Output the full listing word for word.

═════ Given records

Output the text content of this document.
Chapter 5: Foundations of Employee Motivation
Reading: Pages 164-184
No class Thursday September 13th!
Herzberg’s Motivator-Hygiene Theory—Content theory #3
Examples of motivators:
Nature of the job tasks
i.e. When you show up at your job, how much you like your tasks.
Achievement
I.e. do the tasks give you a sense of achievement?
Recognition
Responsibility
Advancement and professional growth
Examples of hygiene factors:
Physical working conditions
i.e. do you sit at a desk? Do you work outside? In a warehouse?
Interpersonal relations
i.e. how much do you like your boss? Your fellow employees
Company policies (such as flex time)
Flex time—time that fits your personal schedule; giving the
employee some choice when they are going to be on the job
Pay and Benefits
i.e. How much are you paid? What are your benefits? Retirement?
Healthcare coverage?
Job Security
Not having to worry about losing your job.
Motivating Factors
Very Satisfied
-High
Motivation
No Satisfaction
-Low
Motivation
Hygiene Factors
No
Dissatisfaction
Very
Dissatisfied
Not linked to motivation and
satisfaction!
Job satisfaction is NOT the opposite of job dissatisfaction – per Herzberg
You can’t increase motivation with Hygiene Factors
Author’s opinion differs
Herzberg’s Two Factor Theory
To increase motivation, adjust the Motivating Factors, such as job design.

══════════

The response -
Output the text content of this document.
Chapter 5: Foundations of Employee Motivation
Reading: Pages 164-184
No class Thursday September 13th!
Herzberg’s Motivator-Hygiene Theory—Content theory #3
Examples of motivators:
Nature of the job tasks
i.e. When you show up at your job, how much you like your tasks.
Achievement
I.e. do the tasks give you a sense of achievement?
Recognition
Responsibility
Advancement and professional growth
Examples of hygiene factors:
Physical working conditions
i.e. do you sit at a desk? Do you work outside? In a warehouse?
Interpersonal relations
i.e. how much do you like your boss? Your fellow employees
Company policies (such as flex time)
Flex time—time that fits your personal schedule; giving the
employee some choice when they are going to be on the job
Pay and Benefits
i.e. How much are you paid? What are your benefits? Retirement?
Healthcare coverage?
Job Security
Not having to worry about losing your job.
Motivating Factors
Very Satisfied
-High
Motivation
No Satisfaction
-Low
Motivation
Hygiene Factors
No
Dissatisfaction
Very
Dissatisfied
Not linked to motivation and
satisfaction!
Job satisfaction is NOT the opposite of job dissatisfaction – per Herzberg
You can’t increase motivation with Hygiene Factors
Author’s opinion differs
Herzberg’s Two Factor Theory
To increase motivation, adjust the Motivating Factors, such as job design.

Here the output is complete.